RAW DATA ->
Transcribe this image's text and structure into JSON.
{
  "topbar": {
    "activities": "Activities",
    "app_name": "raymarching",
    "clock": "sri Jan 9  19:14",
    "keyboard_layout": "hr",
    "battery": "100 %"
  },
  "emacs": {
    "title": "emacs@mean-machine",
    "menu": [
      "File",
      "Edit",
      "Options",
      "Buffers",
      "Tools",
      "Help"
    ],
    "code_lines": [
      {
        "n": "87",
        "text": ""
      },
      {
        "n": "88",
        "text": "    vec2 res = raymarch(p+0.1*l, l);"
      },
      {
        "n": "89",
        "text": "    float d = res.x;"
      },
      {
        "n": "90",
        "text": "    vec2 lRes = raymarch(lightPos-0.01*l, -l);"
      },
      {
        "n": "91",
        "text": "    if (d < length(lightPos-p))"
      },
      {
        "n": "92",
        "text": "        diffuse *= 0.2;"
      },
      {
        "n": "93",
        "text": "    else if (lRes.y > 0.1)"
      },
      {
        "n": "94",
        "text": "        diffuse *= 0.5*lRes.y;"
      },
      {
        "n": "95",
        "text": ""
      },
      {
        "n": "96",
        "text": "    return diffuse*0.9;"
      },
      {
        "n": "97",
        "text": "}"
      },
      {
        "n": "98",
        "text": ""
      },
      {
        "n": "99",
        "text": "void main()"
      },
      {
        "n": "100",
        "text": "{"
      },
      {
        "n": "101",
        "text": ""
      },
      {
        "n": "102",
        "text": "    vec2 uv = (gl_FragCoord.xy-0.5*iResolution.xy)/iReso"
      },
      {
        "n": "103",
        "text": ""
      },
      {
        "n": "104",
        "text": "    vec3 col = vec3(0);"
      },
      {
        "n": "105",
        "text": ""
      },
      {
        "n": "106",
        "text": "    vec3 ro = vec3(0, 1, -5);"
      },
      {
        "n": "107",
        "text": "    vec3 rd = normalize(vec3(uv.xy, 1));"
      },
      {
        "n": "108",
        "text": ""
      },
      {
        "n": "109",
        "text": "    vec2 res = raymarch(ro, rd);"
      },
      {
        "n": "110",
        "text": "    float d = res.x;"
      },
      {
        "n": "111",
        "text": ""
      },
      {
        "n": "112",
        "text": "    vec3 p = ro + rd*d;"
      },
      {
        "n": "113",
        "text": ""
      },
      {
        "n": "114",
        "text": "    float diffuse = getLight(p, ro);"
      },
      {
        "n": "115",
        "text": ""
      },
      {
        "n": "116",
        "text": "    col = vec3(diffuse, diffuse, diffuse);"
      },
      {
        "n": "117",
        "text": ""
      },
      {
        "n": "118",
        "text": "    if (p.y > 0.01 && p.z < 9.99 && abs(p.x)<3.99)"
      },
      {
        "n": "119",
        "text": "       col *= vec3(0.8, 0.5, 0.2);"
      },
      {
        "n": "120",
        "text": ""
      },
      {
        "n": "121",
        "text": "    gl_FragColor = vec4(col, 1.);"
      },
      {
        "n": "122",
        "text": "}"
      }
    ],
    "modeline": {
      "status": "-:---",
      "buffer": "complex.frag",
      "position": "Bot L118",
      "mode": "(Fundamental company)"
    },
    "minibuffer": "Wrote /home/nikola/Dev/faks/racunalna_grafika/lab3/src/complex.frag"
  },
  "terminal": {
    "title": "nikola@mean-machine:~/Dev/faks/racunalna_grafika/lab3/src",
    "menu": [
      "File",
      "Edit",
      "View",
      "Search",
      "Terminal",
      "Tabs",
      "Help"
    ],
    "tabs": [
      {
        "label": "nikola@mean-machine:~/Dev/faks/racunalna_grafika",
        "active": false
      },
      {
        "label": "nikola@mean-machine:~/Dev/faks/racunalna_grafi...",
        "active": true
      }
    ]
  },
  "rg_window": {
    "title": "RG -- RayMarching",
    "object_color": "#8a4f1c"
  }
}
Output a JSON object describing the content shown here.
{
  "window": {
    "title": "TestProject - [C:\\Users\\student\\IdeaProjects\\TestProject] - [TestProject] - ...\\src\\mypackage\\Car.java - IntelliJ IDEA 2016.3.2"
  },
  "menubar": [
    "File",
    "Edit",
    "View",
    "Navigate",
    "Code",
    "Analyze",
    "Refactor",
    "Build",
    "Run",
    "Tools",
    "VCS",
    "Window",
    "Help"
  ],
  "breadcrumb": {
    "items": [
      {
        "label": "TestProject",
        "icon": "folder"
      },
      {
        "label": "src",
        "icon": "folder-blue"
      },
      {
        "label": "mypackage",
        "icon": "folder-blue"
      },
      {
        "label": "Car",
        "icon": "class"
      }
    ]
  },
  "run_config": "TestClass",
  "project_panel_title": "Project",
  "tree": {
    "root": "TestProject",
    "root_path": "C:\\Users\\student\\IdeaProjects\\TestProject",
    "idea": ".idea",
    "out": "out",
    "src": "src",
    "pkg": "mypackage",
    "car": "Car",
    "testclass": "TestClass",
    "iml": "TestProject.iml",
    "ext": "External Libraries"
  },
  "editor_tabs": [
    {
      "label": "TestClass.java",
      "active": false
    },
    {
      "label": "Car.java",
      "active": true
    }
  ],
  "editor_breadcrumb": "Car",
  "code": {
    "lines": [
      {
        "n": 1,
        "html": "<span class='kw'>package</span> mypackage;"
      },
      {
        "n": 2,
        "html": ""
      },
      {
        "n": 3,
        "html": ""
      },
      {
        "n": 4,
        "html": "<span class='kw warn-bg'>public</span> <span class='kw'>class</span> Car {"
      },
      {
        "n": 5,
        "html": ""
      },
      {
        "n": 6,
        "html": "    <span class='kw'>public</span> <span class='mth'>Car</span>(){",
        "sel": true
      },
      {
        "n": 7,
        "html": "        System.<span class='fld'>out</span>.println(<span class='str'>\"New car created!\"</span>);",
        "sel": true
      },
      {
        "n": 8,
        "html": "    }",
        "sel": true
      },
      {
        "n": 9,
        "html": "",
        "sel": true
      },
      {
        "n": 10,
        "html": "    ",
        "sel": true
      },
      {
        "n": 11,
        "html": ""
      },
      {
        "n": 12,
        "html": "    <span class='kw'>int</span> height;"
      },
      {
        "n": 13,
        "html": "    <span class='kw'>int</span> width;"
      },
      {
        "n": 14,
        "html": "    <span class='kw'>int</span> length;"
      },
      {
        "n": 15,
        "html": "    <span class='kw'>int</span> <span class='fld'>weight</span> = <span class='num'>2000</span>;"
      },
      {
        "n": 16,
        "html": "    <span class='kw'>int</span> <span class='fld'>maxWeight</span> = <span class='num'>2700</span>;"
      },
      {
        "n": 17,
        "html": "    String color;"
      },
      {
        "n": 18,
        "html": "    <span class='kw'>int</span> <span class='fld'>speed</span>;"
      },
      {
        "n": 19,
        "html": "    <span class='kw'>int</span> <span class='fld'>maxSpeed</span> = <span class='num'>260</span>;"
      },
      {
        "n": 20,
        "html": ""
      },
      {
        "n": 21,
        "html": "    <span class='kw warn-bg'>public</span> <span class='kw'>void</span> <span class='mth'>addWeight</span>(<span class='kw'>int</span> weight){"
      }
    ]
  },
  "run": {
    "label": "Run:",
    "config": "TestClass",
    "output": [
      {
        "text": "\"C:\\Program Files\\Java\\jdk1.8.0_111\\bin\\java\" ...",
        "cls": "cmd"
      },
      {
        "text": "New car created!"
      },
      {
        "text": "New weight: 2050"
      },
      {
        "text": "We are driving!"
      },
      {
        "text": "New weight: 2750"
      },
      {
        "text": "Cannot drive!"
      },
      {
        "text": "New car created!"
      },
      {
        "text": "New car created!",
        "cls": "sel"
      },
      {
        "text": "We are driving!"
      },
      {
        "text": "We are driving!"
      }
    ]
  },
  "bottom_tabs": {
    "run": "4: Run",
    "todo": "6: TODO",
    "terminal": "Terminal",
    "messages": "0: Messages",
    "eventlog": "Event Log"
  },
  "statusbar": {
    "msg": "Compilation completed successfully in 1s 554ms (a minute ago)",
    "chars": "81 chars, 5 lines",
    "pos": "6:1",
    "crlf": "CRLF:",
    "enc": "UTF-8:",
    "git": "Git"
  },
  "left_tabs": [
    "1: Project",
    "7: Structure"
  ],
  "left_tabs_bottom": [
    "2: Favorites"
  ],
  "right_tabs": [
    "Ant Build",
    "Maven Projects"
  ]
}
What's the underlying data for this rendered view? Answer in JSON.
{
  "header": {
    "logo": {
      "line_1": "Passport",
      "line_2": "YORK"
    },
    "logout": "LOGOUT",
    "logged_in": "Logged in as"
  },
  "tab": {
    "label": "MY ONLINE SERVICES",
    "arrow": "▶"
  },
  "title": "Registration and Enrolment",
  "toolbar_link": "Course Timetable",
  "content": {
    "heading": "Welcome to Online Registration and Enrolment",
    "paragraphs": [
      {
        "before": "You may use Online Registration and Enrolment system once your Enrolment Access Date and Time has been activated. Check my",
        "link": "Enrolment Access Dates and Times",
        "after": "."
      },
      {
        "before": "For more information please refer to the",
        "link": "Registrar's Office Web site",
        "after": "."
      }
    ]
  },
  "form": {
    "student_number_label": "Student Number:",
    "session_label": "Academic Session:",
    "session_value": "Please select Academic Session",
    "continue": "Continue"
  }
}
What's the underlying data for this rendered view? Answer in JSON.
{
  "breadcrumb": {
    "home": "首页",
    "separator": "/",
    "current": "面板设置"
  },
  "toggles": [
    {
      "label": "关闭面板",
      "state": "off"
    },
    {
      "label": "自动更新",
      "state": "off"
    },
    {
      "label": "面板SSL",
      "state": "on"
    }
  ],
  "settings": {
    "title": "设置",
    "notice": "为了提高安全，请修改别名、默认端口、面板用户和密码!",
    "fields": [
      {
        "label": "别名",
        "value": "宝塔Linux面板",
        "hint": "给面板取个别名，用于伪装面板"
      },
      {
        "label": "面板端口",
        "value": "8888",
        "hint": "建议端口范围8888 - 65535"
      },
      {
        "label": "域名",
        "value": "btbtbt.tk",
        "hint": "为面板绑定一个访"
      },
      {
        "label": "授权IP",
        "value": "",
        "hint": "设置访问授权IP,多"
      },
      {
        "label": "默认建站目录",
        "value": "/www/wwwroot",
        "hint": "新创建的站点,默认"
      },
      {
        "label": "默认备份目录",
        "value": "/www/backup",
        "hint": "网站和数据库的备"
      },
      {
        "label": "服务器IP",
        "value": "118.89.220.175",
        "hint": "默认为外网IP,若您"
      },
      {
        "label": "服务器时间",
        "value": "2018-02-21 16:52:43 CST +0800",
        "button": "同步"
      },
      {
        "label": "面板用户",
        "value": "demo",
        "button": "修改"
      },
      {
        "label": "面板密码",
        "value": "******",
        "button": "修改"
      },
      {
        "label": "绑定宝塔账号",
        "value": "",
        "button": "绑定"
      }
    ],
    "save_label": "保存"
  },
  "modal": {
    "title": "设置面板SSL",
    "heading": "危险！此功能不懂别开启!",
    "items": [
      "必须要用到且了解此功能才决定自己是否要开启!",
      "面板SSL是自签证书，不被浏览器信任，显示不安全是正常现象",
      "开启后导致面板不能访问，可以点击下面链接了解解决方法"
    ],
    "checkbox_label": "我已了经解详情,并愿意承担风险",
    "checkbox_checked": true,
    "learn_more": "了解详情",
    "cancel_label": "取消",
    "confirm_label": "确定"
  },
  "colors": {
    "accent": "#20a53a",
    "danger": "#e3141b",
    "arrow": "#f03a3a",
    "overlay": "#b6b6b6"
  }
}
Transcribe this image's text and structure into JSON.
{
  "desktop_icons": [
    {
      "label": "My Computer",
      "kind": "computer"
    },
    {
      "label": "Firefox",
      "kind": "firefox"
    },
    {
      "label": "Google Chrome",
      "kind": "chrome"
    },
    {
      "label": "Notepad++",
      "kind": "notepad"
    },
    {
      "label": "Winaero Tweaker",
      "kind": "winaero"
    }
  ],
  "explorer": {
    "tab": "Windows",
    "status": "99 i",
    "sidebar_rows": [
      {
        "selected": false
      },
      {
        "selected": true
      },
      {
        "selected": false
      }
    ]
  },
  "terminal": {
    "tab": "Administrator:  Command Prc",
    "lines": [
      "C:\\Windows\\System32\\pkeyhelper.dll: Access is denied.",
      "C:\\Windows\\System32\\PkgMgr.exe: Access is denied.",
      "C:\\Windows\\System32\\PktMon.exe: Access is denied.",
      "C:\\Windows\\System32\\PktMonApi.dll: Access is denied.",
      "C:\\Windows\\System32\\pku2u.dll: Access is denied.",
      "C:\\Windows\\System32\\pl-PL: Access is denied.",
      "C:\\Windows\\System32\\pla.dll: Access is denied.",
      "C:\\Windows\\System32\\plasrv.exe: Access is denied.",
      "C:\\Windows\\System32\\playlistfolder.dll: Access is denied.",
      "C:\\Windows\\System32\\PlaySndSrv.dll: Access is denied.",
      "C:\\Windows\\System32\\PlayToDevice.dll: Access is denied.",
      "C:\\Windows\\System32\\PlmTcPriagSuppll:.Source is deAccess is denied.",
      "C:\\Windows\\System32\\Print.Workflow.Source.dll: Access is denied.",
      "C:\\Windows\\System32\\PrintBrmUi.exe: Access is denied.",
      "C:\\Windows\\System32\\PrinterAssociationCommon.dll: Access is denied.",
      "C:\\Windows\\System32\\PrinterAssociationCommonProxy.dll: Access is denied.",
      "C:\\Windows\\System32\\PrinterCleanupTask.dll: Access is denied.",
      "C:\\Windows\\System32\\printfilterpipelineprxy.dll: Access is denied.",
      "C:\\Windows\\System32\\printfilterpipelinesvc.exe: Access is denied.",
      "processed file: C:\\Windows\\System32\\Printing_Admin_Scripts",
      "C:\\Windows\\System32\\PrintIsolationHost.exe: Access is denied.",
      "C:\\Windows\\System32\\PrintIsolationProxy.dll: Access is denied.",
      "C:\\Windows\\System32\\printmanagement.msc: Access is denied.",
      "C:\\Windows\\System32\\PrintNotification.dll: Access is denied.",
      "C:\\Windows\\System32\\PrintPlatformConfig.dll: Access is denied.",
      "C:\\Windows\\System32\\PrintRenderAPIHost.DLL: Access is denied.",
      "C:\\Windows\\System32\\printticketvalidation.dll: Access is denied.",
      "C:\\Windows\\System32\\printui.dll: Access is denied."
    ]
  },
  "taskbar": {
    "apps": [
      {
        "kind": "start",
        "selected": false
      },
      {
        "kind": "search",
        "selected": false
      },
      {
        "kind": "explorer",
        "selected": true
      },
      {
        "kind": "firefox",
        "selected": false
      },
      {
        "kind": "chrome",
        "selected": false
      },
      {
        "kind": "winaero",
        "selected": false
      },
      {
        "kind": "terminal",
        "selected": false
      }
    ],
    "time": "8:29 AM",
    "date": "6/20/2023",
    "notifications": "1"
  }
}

EXERCISE -> Using the listing above, locate the lines that hold "faks" and copy each one.

EXPECTED ANSWER ->
    "minibuffer": "Wrote /home/nikola/Dev/faks/racunalna_grafika/lab3/src/complex.frag"
    "title": "nikola@mean-machine:~/Dev/faks/racunalna_grafika/lab3/src",
        "label": "nikola@mean-machine:~/Dev/faks/racunalna_grafika",
        "label": "nikola@mean-machine:~/Dev/faks/racunalna_grafi...",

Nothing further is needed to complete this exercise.